# Problem to work on
Pick out each line in these entries that contains the string "Timaru".

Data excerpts
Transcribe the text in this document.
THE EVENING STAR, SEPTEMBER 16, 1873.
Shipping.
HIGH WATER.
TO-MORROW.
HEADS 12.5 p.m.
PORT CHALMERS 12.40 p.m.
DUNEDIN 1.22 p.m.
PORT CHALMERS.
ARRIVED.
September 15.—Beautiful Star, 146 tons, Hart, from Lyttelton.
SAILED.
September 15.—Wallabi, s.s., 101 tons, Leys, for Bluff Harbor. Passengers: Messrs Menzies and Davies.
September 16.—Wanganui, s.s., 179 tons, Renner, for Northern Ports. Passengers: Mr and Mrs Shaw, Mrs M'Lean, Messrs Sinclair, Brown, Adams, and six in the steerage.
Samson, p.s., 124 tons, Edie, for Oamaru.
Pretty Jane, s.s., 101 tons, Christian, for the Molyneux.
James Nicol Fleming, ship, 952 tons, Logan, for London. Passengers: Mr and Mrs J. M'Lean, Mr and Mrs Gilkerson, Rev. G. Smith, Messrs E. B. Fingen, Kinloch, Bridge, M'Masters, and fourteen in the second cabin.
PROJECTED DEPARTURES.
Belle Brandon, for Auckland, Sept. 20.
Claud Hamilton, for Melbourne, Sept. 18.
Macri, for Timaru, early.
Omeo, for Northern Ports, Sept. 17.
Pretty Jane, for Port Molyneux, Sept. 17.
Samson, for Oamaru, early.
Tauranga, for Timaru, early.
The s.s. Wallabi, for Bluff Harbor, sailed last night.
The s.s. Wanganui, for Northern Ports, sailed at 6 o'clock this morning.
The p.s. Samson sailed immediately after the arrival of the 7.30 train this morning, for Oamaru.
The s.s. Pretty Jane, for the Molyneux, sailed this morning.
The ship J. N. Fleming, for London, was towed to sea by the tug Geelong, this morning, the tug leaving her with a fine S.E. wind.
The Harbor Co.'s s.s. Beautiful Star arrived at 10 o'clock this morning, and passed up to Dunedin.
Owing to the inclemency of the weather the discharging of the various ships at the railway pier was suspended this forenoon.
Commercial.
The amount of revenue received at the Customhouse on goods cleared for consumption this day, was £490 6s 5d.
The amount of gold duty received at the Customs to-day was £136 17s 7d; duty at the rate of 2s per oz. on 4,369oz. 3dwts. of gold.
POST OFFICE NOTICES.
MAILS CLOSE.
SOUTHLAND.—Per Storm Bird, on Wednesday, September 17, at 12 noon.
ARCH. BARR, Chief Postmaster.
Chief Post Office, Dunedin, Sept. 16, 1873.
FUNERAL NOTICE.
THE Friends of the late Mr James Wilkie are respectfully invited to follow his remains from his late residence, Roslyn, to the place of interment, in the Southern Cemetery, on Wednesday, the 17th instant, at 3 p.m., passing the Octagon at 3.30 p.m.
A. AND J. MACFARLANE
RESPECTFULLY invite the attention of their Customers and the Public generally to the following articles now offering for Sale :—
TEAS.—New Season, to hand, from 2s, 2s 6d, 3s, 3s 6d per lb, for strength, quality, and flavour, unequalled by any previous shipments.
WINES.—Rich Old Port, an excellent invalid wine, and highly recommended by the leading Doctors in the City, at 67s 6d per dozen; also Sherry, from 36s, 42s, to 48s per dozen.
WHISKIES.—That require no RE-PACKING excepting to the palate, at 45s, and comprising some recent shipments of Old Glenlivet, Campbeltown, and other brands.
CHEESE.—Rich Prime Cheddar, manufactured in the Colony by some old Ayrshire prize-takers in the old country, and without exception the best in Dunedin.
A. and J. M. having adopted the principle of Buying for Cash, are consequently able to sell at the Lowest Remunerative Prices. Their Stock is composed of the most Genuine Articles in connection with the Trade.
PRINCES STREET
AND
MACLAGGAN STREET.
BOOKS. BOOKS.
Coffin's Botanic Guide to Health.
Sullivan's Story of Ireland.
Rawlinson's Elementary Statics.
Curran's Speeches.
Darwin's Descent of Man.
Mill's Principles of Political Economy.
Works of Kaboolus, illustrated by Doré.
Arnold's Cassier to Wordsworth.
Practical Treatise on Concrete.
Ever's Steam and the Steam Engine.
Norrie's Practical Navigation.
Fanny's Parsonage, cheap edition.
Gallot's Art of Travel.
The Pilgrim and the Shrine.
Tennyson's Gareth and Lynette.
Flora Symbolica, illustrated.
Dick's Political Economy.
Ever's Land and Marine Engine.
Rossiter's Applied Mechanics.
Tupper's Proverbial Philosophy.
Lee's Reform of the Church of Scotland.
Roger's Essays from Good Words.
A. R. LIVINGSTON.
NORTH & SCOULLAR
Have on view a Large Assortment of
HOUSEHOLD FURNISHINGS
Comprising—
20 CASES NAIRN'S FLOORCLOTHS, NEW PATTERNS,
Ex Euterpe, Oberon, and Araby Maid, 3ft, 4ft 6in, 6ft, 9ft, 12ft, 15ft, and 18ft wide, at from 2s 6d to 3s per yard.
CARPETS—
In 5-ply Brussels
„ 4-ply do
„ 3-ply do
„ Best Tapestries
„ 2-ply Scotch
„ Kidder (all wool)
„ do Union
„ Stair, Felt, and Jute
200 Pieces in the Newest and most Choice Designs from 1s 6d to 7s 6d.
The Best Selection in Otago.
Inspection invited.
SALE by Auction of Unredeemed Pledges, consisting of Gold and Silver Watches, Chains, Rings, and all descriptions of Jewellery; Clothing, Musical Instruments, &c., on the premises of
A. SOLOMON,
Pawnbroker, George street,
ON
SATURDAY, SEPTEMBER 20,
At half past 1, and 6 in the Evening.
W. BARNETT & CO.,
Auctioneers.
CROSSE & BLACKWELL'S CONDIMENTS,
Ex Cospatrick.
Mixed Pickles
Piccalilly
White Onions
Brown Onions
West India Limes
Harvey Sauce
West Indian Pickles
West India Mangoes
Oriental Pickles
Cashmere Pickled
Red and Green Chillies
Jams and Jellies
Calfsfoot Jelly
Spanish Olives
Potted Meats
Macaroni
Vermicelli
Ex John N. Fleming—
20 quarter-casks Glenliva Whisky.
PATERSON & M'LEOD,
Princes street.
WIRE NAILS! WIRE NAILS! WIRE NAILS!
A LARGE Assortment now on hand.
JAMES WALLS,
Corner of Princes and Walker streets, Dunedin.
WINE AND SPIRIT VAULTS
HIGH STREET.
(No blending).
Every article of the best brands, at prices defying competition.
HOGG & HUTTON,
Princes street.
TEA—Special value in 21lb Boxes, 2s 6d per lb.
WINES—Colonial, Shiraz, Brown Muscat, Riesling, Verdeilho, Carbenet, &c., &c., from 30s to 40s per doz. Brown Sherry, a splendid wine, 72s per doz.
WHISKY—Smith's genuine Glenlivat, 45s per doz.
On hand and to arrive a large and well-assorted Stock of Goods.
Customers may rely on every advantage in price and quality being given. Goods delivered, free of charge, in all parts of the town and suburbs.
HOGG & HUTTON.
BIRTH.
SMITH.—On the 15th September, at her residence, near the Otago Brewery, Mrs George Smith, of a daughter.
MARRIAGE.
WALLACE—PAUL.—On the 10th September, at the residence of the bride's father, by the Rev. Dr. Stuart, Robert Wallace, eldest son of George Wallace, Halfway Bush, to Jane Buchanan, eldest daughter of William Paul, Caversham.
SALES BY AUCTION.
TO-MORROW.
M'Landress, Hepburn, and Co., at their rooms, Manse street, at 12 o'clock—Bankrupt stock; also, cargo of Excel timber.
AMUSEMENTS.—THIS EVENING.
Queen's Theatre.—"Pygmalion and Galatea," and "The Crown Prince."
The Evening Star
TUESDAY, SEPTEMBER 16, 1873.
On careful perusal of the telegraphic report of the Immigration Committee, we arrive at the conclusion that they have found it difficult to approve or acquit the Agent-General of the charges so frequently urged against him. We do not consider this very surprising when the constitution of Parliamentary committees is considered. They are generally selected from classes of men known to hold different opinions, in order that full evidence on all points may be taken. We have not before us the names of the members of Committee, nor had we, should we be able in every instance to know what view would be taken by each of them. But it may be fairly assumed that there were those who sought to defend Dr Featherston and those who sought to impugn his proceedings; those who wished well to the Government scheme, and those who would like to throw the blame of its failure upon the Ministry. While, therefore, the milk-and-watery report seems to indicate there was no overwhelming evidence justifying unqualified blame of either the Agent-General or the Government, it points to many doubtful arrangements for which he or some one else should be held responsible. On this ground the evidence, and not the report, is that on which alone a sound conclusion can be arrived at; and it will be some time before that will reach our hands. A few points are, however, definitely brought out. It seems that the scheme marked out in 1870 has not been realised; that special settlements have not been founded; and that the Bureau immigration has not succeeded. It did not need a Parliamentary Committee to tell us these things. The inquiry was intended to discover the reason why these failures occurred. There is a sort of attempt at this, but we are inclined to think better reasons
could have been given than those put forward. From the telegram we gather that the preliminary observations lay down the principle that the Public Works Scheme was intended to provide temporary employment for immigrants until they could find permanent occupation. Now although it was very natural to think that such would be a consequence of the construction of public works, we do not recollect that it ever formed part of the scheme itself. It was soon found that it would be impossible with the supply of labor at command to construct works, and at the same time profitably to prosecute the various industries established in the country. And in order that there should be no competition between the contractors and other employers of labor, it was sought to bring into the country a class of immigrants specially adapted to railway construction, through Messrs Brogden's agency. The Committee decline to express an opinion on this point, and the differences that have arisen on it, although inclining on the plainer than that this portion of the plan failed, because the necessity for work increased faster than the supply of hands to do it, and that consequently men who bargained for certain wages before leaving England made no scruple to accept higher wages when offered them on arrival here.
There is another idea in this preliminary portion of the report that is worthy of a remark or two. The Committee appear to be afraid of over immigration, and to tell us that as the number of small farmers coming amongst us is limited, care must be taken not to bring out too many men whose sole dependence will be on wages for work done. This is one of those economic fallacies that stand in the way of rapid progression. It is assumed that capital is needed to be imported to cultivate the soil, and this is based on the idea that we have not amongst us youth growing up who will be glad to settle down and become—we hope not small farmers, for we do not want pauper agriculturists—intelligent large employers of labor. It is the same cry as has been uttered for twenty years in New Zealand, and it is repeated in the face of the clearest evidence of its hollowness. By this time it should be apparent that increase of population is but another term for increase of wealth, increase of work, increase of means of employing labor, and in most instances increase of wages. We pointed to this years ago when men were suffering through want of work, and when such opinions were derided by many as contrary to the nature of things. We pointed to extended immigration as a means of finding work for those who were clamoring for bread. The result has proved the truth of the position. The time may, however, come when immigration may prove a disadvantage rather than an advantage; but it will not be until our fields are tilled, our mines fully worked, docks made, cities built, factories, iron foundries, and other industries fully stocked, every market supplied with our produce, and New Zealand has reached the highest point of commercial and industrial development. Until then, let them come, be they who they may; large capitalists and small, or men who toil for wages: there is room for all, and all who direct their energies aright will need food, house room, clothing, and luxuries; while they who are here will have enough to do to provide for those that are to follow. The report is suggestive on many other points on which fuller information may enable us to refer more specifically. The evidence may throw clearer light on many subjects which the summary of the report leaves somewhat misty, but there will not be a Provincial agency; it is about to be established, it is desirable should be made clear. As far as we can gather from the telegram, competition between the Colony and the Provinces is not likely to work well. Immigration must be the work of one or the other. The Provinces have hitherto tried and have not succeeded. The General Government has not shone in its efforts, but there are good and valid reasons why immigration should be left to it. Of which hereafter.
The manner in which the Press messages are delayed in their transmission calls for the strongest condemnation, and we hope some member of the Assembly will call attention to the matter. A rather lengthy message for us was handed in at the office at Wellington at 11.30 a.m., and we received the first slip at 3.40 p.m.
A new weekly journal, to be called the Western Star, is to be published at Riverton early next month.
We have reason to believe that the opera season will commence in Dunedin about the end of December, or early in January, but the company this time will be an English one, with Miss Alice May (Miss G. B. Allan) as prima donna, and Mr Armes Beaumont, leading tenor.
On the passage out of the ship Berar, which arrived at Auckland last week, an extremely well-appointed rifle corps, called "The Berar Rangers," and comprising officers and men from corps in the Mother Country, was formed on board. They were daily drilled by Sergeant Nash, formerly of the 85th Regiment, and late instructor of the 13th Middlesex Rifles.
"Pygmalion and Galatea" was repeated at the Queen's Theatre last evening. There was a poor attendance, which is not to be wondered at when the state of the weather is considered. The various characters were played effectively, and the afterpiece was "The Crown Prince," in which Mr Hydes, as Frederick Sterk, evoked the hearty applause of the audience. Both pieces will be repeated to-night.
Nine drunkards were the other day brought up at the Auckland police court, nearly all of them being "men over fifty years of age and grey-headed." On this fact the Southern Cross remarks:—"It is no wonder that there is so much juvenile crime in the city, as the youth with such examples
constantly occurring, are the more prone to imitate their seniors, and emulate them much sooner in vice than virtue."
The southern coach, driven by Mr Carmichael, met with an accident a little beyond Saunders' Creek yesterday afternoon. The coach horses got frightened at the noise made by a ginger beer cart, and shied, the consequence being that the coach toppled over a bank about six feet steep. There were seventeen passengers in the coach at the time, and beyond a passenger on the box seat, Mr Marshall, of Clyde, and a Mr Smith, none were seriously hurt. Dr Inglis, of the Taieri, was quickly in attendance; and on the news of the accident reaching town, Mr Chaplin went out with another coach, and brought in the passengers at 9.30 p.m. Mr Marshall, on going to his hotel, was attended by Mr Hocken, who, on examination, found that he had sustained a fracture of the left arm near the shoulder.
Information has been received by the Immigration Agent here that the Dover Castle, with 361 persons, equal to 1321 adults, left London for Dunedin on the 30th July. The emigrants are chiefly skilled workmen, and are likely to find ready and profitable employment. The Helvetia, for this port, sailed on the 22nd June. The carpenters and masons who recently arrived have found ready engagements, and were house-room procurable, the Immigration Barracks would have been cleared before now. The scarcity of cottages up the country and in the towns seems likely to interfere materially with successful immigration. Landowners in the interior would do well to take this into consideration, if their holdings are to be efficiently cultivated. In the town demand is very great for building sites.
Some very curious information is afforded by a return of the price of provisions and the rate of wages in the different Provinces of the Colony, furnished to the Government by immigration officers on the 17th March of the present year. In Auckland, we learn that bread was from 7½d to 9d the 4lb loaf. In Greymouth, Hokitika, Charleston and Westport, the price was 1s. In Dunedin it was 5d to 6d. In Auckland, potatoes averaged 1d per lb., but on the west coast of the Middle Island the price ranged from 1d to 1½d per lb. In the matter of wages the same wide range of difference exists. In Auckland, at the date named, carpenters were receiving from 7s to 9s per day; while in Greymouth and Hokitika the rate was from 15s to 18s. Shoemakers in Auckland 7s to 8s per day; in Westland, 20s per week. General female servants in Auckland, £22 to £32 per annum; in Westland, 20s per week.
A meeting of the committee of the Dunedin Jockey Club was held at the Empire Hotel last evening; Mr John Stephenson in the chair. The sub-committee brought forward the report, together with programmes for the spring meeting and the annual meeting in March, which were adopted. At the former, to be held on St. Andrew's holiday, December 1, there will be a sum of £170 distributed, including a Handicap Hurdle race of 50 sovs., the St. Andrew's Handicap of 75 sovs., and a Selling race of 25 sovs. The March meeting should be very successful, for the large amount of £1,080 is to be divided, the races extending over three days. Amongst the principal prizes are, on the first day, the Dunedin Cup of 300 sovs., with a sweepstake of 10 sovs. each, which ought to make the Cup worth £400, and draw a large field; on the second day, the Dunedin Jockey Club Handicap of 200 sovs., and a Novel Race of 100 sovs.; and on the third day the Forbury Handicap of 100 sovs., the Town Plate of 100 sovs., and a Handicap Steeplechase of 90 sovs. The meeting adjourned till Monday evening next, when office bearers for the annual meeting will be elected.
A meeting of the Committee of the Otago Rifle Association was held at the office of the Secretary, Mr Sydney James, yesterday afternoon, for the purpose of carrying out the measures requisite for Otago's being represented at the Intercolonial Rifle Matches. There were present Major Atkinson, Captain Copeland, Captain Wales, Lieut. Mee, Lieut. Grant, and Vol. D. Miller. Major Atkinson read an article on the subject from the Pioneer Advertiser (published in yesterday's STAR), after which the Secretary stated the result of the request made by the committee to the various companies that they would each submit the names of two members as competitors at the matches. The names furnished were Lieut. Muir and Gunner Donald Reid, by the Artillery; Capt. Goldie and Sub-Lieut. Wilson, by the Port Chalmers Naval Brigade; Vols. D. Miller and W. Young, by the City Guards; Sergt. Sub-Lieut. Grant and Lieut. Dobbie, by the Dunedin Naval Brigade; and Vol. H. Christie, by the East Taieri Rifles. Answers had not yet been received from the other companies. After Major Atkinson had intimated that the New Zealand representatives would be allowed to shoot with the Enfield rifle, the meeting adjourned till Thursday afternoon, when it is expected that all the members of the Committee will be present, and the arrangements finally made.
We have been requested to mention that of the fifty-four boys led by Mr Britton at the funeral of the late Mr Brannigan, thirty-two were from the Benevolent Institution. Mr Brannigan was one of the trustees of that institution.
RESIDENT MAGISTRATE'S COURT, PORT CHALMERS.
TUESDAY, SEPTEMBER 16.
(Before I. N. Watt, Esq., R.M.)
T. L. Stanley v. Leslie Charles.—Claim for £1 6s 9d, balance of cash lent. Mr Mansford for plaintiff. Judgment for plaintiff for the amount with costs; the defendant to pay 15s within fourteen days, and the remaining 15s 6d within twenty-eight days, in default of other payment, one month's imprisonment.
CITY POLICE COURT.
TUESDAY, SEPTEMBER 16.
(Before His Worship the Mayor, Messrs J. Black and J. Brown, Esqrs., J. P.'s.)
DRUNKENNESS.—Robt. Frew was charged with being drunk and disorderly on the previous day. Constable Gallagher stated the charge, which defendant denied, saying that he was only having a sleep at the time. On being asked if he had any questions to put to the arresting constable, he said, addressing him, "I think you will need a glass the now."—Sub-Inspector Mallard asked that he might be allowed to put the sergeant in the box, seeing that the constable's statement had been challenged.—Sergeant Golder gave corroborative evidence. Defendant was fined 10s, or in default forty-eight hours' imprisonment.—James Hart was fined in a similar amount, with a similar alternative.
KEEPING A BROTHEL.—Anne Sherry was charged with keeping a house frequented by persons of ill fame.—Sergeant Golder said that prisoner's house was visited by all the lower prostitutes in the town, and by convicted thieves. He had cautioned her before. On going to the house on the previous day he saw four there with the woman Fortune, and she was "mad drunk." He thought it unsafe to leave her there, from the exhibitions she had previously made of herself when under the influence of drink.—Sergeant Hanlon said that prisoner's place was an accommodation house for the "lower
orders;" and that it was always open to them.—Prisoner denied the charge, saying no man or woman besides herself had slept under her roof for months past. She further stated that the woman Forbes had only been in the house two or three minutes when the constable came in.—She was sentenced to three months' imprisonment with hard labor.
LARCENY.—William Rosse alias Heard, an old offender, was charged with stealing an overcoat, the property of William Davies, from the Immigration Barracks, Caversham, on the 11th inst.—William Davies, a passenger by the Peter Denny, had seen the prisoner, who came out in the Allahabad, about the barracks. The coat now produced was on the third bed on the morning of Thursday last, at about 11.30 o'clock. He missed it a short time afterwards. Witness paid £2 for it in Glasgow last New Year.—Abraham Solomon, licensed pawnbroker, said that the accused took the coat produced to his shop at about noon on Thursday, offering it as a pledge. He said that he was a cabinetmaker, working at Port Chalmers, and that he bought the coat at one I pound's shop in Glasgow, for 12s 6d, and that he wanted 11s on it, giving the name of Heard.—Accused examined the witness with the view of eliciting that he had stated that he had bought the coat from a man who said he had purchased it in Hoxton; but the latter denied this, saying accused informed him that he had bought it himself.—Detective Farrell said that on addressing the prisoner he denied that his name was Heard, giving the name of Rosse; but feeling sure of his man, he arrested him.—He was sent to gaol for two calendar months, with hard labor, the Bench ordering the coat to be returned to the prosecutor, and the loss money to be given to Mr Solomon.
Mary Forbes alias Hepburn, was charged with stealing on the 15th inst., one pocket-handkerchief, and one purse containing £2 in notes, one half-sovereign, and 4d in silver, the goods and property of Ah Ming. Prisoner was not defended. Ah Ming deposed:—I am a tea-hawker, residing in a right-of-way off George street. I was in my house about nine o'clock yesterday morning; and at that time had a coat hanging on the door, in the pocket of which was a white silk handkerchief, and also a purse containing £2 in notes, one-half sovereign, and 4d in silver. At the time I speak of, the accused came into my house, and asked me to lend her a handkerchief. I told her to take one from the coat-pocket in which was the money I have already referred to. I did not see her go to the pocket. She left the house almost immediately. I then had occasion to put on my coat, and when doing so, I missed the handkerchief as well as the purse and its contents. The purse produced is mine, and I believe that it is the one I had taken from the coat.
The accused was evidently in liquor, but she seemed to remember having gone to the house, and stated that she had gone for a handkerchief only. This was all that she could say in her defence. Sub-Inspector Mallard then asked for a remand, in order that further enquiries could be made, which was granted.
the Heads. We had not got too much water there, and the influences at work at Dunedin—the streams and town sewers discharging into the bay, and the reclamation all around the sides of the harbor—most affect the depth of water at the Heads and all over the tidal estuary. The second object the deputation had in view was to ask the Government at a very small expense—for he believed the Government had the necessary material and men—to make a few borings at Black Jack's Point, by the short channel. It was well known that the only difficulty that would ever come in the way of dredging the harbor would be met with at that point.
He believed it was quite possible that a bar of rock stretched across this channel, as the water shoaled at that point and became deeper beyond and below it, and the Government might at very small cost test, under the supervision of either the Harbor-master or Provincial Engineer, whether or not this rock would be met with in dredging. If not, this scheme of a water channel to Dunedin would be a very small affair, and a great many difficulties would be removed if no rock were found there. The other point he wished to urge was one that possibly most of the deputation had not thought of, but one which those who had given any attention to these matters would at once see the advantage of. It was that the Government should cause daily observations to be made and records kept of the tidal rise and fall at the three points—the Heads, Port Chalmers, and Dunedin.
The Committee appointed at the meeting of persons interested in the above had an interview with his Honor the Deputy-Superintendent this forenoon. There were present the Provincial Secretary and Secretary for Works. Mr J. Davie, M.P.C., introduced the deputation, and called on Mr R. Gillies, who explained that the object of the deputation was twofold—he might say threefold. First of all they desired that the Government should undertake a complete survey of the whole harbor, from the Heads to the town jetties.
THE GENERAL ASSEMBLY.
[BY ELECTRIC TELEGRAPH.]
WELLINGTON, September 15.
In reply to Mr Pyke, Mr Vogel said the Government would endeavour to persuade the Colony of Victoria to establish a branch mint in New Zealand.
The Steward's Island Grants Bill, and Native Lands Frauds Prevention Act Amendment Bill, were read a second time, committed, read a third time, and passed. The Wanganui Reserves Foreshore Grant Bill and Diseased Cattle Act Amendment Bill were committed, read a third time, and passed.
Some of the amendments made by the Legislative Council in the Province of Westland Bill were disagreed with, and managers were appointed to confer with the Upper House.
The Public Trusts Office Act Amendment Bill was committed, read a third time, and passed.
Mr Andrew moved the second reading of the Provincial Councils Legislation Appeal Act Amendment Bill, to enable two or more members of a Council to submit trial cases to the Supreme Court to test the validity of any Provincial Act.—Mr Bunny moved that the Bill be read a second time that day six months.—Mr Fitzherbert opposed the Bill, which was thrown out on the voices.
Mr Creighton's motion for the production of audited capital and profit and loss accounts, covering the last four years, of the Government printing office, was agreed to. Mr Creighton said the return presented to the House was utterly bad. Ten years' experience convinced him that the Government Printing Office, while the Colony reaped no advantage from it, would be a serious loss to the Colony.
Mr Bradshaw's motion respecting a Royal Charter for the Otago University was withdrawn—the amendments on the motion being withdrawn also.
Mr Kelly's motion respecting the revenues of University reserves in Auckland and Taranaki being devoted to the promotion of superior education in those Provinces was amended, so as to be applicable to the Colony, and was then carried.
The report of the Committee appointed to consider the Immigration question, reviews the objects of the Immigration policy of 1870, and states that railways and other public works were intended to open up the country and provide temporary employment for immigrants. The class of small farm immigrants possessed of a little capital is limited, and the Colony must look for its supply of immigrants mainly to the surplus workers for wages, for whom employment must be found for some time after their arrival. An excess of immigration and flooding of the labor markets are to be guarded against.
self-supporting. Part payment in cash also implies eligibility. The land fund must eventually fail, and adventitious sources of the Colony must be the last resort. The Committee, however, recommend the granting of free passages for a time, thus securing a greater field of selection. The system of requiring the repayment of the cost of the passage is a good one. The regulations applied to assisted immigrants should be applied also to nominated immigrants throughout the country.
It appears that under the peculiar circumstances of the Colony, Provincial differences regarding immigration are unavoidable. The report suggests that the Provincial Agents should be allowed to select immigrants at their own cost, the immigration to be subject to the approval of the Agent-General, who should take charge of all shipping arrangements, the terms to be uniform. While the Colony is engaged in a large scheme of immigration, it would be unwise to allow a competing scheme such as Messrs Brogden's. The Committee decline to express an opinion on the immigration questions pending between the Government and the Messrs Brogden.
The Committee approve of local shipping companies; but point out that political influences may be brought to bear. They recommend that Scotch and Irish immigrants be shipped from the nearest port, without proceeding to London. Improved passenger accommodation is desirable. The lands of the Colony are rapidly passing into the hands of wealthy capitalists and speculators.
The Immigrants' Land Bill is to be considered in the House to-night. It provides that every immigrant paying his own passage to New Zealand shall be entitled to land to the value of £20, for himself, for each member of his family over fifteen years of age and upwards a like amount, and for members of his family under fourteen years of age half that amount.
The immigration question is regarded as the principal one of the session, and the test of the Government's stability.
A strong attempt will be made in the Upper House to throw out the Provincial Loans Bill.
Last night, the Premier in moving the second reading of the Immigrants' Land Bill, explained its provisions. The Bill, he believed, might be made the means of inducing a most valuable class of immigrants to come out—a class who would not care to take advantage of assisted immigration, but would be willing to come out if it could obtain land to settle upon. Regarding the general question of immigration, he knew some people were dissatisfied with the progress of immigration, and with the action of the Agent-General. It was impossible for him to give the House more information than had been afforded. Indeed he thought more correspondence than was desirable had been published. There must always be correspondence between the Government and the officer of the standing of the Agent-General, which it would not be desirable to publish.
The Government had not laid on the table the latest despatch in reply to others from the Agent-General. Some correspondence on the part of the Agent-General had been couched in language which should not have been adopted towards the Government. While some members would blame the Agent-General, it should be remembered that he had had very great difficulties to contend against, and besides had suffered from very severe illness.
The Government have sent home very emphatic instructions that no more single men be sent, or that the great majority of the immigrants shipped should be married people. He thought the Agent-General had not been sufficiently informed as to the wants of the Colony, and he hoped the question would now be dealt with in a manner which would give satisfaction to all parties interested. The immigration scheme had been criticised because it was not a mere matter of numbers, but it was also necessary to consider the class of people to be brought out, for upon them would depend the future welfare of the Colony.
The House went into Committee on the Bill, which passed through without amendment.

# Answer to this problem
Macri, for Timaru, early.
Tauranga, for Timaru, early.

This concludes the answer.